Written problem: Present the data once more in exactly its original form.

Lines of data:
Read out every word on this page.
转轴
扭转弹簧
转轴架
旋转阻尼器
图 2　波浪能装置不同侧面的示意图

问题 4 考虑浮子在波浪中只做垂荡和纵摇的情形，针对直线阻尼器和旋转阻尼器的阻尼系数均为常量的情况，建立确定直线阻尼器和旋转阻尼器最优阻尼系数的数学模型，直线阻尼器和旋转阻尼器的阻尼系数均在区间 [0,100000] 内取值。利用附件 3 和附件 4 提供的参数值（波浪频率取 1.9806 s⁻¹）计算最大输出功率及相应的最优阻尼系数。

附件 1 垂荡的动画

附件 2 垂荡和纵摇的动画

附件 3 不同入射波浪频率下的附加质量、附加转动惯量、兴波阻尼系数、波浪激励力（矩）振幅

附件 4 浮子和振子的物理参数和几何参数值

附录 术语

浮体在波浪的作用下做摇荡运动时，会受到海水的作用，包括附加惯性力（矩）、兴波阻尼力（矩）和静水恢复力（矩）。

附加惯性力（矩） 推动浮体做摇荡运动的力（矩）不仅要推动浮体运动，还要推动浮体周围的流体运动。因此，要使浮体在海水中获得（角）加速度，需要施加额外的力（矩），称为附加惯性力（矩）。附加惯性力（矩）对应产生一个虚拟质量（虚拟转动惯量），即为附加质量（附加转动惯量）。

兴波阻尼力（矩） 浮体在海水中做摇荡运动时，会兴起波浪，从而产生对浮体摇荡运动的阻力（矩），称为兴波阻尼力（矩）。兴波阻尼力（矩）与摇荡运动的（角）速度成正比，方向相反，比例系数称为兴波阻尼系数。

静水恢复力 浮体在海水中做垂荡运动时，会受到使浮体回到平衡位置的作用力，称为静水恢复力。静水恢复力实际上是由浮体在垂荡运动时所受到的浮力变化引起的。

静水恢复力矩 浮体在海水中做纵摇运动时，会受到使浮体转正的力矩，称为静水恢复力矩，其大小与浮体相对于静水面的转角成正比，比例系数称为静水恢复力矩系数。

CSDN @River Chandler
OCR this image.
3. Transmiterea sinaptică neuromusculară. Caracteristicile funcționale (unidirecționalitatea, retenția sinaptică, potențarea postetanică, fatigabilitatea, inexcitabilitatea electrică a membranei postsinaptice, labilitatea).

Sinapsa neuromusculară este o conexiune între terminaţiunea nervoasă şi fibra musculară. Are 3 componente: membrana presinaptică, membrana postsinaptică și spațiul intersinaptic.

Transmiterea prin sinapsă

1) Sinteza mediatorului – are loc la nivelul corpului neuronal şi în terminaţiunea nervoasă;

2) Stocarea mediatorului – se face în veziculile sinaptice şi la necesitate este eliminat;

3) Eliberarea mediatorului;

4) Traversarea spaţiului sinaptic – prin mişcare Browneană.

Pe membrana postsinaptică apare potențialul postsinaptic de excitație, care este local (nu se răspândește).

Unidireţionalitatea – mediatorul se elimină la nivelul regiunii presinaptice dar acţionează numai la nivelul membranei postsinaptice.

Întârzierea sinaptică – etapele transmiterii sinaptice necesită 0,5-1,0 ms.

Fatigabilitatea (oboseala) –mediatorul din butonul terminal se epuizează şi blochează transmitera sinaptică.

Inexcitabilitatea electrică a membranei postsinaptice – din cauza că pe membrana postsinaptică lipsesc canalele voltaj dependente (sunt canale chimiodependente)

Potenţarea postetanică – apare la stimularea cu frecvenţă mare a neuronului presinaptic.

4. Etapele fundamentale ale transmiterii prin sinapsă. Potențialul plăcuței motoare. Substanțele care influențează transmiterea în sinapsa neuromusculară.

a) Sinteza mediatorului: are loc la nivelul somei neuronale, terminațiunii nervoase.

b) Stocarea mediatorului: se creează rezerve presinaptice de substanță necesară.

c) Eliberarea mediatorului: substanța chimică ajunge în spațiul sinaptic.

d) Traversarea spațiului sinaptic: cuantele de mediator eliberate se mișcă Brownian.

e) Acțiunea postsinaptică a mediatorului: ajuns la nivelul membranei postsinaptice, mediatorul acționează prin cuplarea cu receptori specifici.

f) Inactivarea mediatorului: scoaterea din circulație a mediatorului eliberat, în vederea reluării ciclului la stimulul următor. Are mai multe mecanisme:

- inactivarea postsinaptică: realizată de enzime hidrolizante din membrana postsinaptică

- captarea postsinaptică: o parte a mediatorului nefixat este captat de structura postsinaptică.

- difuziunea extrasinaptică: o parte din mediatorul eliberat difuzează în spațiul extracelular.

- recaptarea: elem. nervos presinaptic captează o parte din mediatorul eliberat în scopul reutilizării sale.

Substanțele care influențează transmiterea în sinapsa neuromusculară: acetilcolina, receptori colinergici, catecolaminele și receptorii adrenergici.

Solution to the exercise:
Read out every word on this page.
转轴
扭转弹簧
转轴架
旋转阻尼器
图 2　波浪能装置不同侧面的示意图

问题 4 考虑浮子在波浪中只做垂荡和纵摇的情形，针对直线阻尼器和旋转阻尼器的阻尼系数均为常量的情况，建立确定直线阻尼器和旋转阻尼器最优阻尼系数的数学模型，直线阻尼器和旋转阻尼器的阻尼系数均在区间 [0,100000] 内取值。利用附件 3 和附件 4 提供的参数值（波浪频率取 1.9806 s⁻¹）计算最大输出功率及相应的最优阻尼系数。

附件 1 垂荡的动画

附件 2 垂荡和纵摇的动画

附件 3 不同入射波浪频率下的附加质量、附加转动惯量、兴波阻尼系数、波浪激励力（矩）振幅

附件 4 浮子和振子的物理参数和几何参数值

附录 术语

浮体在波浪的作用下做摇荡运动时，会受到海水的作用，包括附加惯性力（矩）、兴波阻尼力（矩）和静水恢复力（矩）。

附加惯性力（矩） 推动浮体做摇荡运动的力（矩）不仅要推动浮体运动，还要推动浮体周围的流体运动。因此，要使浮体在海水中获得（角）加速度，需要施加额外的力（矩），称为附加惯性力（矩）。附加惯性力（矩）对应产生一个虚拟质量（虚拟转动惯量），即为附加质量（附加转动惯量）。

兴波阻尼力（矩） 浮体在海水中做摇荡运动时，会兴起波浪，从而产生对浮体摇荡运动的阻力（矩），称为兴波阻尼力（矩）。兴波阻尼力（矩）与摇荡运动的（角）速度成正比，方向相反，比例系数称为兴波阻尼系数。

静水恢复力 浮体在海水中做垂荡运动时，会受到使浮体回到平衡位置的作用力，称为静水恢复力。静水恢复力实际上是由浮体在垂荡运动时所受到的浮力变化引起的。

静水恢复力矩 浮体在海水中做纵摇运动时，会受到使浮体转正的力矩，称为静水恢复力矩，其大小与浮体相对于静水面的转角成正比，比例系数称为静水恢复力矩系数。

CSDN @River Chandler
OCR this image.
3. Transmiterea sinaptică neuromusculară. Caracteristicile funcționale (unidirecționalitatea, retenția sinaptică, potențarea postetanică, fatigabilitatea, inexcitabilitatea electrică a membranei postsinaptice, labilitatea).

Sinapsa neuromusculară este o conexiune între terminaţiunea nervoasă şi fibra musculară. Are 3 componente: membrana presinaptică, membrana postsinaptică și spațiul intersinaptic.

Transmiterea prin sinapsă

1) Sinteza mediatorului – are loc la nivelul corpului neuronal şi în terminaţiunea nervoasă;

2) Stocarea mediatorului – se face în veziculile sinaptice şi la necesitate este eliminat;

3) Eliberarea mediatorului;

4) Traversarea spaţiului sinaptic – prin mişcare Browneană.

Pe membrana postsinaptică apare potențialul postsinaptic de excitație, care este local (nu se răspândește).

Unidireţionalitatea – mediatorul se elimină la nivelul regiunii presinaptice dar acţionează numai la nivelul membranei postsinaptice.

Întârzierea sinaptică – etapele transmiterii sinaptice necesită 0,5-1,0 ms.

Fatigabilitatea (oboseala) –mediatorul din butonul terminal se epuizează şi blochează transmitera sinaptică.

Inexcitabilitatea electrică a membranei postsinaptice – din cauza că pe membrana postsinaptică lipsesc canalele voltaj dependente (sunt canale chimiodependente)

Potenţarea postetanică – apare la stimularea cu frecvenţă mare a neuronului presinaptic.

4. Etapele fundamentale ale transmiterii prin sinapsă. Potențialul plăcuței motoare. Substanțele care influențează transmiterea în sinapsa neuromusculară.

a) Sinteza mediatorului: are loc la nivelul somei neuronale, terminațiunii nervoase.

b) Stocarea mediatorului: se creează rezerve presinaptice de substanță necesară.

c) Eliberarea mediatorului: substanța chimică ajunge în spațiul sinaptic.

d) Traversarea spațiului sinaptic: cuantele de mediator eliberate se mișcă Brownian.

e) Acțiunea postsinaptică a mediatorului: ajuns la nivelul membranei postsinaptice, mediatorul acționează prin cuplarea cu receptori specifici.

f) Inactivarea mediatorului: scoaterea din circulație a mediatorului eliberat, în vederea reluării ciclului la stimulul următor. Are mai multe mecanisme:

- inactivarea postsinaptică: realizată de enzime hidrolizante din membrana postsinaptică

- captarea postsinaptică: o parte a mediatorului nefixat este captat de structura postsinaptică.

- difuziunea extrasinaptică: o parte din mediatorul eliberat difuzează în spațiul extracelular.

- recaptarea: elem. nervos presinaptic captează o parte din mediatorul eliberat în scopul reutilizării sale.

Substanțele care influențează transmiterea în sinapsa neuromusculară: acetilcolina, receptori colinergici, catecolaminele și receptorii adrenergici.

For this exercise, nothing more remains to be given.